## Data for the task

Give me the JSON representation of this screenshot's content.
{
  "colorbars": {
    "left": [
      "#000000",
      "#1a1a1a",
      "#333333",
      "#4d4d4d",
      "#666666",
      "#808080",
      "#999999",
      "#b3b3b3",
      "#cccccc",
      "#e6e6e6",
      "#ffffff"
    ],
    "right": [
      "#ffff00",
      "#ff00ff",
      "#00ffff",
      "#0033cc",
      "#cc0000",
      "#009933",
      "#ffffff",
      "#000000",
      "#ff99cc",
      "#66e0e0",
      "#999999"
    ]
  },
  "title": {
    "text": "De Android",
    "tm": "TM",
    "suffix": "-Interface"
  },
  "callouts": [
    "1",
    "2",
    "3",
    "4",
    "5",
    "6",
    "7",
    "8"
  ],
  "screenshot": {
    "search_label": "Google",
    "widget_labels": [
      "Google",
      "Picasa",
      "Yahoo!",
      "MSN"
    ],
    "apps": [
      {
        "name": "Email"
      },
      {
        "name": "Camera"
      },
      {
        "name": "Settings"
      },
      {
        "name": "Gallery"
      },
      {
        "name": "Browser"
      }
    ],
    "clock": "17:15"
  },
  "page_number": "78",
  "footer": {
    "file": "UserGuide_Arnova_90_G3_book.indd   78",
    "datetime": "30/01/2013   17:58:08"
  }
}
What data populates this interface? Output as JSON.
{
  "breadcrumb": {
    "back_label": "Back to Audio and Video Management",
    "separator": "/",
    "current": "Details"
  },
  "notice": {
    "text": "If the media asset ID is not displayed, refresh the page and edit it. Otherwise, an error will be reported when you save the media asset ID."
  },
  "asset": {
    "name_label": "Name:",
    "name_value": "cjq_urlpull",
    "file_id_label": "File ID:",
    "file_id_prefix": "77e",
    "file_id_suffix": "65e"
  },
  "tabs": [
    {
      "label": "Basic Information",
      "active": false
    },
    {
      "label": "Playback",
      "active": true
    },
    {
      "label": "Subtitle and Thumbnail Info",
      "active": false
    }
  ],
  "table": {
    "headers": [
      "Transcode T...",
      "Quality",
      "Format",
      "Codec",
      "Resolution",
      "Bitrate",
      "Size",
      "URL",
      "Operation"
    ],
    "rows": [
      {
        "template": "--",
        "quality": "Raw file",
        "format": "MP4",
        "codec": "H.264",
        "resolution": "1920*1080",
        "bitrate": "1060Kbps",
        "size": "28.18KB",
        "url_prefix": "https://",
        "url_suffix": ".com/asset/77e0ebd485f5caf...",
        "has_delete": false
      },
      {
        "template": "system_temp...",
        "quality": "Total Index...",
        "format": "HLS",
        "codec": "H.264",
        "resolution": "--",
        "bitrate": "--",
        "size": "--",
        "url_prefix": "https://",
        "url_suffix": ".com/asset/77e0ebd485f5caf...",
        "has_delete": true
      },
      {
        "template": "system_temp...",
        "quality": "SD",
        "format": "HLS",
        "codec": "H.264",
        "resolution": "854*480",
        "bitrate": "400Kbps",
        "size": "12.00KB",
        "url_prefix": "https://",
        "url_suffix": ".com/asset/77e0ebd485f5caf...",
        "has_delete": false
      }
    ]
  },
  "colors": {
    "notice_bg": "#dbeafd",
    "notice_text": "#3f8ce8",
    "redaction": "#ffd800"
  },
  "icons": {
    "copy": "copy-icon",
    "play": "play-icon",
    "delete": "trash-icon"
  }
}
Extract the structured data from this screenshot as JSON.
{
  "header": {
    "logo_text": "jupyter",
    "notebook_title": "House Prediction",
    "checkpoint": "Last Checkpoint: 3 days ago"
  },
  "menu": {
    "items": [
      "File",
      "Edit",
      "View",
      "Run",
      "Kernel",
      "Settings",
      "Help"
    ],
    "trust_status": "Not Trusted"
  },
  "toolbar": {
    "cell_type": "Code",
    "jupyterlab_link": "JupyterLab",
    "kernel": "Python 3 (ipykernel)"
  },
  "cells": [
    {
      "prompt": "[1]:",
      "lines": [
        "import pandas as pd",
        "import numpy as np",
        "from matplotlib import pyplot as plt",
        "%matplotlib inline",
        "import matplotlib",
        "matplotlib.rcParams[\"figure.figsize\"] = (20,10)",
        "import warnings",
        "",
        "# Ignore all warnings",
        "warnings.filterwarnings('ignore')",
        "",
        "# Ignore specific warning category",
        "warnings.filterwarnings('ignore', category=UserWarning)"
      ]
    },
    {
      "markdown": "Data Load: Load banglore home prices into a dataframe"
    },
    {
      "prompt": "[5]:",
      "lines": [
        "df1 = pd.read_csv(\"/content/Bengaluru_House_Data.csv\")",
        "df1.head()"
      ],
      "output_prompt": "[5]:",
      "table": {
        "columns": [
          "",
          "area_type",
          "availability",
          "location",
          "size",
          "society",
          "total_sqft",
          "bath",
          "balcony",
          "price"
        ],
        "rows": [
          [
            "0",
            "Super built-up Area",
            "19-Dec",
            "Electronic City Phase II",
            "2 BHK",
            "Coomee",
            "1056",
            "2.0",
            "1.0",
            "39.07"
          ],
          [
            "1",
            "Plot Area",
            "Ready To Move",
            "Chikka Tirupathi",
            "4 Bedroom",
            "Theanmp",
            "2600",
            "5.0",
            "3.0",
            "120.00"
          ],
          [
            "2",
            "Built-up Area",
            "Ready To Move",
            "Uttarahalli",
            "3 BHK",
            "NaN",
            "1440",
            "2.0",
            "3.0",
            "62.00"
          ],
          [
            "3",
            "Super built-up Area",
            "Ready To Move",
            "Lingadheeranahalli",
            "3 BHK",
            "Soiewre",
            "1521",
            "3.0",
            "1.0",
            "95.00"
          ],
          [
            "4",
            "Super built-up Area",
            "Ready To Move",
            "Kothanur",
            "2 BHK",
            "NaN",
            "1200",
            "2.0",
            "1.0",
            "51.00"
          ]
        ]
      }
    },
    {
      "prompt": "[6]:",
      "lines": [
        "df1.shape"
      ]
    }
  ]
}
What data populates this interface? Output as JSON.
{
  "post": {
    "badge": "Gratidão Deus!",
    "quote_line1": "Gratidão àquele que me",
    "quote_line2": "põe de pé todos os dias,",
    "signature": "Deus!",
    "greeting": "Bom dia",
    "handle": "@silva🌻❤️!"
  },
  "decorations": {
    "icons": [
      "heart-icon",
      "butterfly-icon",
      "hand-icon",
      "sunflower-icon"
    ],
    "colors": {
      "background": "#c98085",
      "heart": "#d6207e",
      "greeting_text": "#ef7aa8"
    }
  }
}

## Work to do
Print all the data exactly.

## Answer to the exercise
Give me the JSON representation of this screenshot's content.
{
  "colorbars": {
    "left": [
      "#000000",
      "#1a1a1a",
      "#333333",
      "#4d4d4d",
      "#666666",
      "#808080",
      "#999999",
      "#b3b3b3",
      "#cccccc",
      "#e6e6e6",
      "#ffffff"
    ],
    "right": [
      "#ffff00",
      "#ff00ff",
      "#00ffff",
      "#0033cc",
      "#cc0000",
      "#009933",
      "#ffffff",
      "#000000",
      "#ff99cc",
      "#66e0e0",
      "#999999"
    ]
  },
  "title": {
    "text": "De Android",
    "tm": "TM",
    "suffix": "-Interface"
  },
  "callouts": [
    "1",
    "2",
    "3",
    "4",
    "5",
    "6",
    "7",
    "8"
  ],
  "screenshot": {
    "search_label": "Google",
    "widget_labels": [
      "Google",
      "Picasa",
      "Yahoo!",
      "MSN"
    ],
    "apps": [
      {
        "name": "Email"
      },
      {
        "name": "Camera"
      },
      {
        "name": "Settings"
      },
      {
        "name": "Gallery"
      },
      {
        "name": "Browser"
      }
    ],
    "clock": "17:15"
  },
  "page_number": "78",
  "footer": {
    "file": "UserGuide_Arnova_90_G3_book.indd   78",
    "datetime": "30/01/2013   17:58:08"
  }
}
What data populates this interface? Output as JSON.
{
  "breadcrumb": {
    "back_label": "Back to Audio and Video Management",
    "separator": "/",
    "current": "Details"
  },
  "notice": {
    "text": "If the media asset ID is not displayed, refresh the page and edit it. Otherwise, an error will be reported when you save the media asset ID."
  },
  "asset": {
    "name_label": "Name:",
    "name_value": "cjq_urlpull",
    "file_id_label": "File ID:",
    "file_id_prefix": "77e",
    "file_id_suffix": "65e"
  },
  "tabs": [
    {
      "label": "Basic Information",
      "active": false
    },
    {
      "label": "Playback",
      "active": true
    },
    {
      "label": "Subtitle and Thumbnail Info",
      "active": false
    }
  ],
  "table": {
    "headers": [
      "Transcode T...",
      "Quality",
      "Format",
      "Codec",
      "Resolution",
      "Bitrate",
      "Size",
      "URL",
      "Operation"
    ],
    "rows": [
      {
        "template": "--",
        "quality": "Raw file",
        "format": "MP4",
        "codec": "H.264",
        "resolution": "1920*1080",
        "bitrate": "1060Kbps",
        "size": "28.18KB",
        "url_prefix": "https://",
        "url_suffix": ".com/asset/77e0ebd485f5caf...",
        "has_delete": false
      },
      {
        "template": "system_temp...",
        "quality": "Total Index...",
        "format": "HLS",
        "codec": "H.264",
        "resolution": "--",
        "bitrate": "--",
        "size": "--",
        "url_prefix": "https://",
        "url_suffix": ".com/asset/77e0ebd485f5caf...",
        "has_delete": true
      },
      {
        "template": "system_temp...",
        "quality": "SD",
        "format": "HLS",
        "codec": "H.264",
        "resolution": "854*480",
        "bitrate": "400Kbps",
        "size": "12.00KB",
        "url_prefix": "https://",
        "url_suffix": ".com/asset/77e0ebd485f5caf...",
        "has_delete": false
      }
    ]
  },
  "colors": {
    "notice_bg": "#dbeafd",
    "notice_text": "#3f8ce8",
    "redaction": "#ffd800"
  },
  "icons": {
    "copy": "copy-icon",
    "play": "play-icon",
    "delete": "trash-icon"
  }
}
Extract the structured data from this screenshot as JSON.
{
  "header": {
    "logo_text": "jupyter",
    "notebook_title": "House Prediction",
    "checkpoint": "Last Checkpoint: 3 days ago"
  },
  "menu": {
    "items": [
      "File",
      "Edit",
      "View",
      "Run",
      "Kernel",
      "Settings",
      "Help"
    ],
    "trust_status": "Not Trusted"
  },
  "toolbar": {
    "cell_type": "Code",
    "jupyterlab_link": "JupyterLab",
    "kernel": "Python 3 (ipykernel)"
  },
  "cells": [
    {
      "prompt": "[1]:",
      "lines": [
        "import pandas as pd",
        "import numpy as np",
        "from matplotlib import pyplot as plt",
        "%matplotlib inline",
        "import matplotlib",
        "matplotlib.rcParams[\"figure.figsize\"] = (20,10)",
        "import warnings",
        "",
        "# Ignore all warnings",
        "warnings.filterwarnings('ignore')",
        "",
        "# Ignore specific warning category",
        "warnings.filterwarnings('ignore', category=UserWarning)"
      ]
    },
    {
      "markdown": "Data Load: Load banglore home prices into a dataframe"
    },
    {
      "prompt": "[5]:",
      "lines": [
        "df1 = pd.read_csv(\"/content/Bengaluru_House_Data.csv\")",
        "df1.head()"
      ],
      "output_prompt": "[5]:",
      "table": {
        "columns": [
          "",
          "area_type",
          "availability",
          "location",
          "size",
          "society",
          "total_sqft",
          "bath",
          "balcony",
          "price"
        ],
        "rows": [
          [
            "0",
            "Super built-up Area",
            "19-Dec",
            "Electronic City Phase II",
            "2 BHK",
            "Coomee",
            "1056",
            "2.0",
            "1.0",
            "39.07"
          ],
          [
            "1",
            "Plot Area",
            "Ready To Move",
            "Chikka Tirupathi",
            "4 Bedroom",
            "Theanmp",
            "2600",
            "5.0",
            "3.0",
            "120.00"
          ],
          [
            "2",
            "Built-up Area",
            "Ready To Move",
            "Uttarahalli",
            "3 BHK",
            "NaN",
            "1440",
            "2.0",
            "3.0",
            "62.00"
          ],
          [
            "3",
            "Super built-up Area",
            "Ready To Move",
            "Lingadheeranahalli",
            "3 BHK",
            "Soiewre",
            "1521",
            "3.0",
            "1.0",
            "95.00"
          ],
          [
            "4",
            "Super built-up Area",
            "Ready To Move",
            "Kothanur",
            "2 BHK",
            "NaN",
            "1200",
            "2.0",
            "1.0",
            "51.00"
          ]
        ]
      }
    },
    {
      "prompt": "[6]:",
      "lines": [
        "df1.shape"
      ]
    }
  ]
}
What data populates this interface? Output as JSON.
{
  "post": {
    "badge": "Gratidão Deus!",
    "quote_line1": "Gratidão àquele que me",
    "quote_line2": "põe de pé todos os dias,",
    "signature": "Deus!",
    "greeting": "Bom dia",
    "handle": "@silva🌻❤️!"
  },
  "decorations": {
    "icons": [
      "heart-icon",
      "butterfly-icon",
      "hand-icon",
      "sunflower-icon"
    ],
    "colors": {
      "background": "#c98085",
      "heart": "#d6207e",
      "greeting_text": "#ef7aa8"
    }
  }
}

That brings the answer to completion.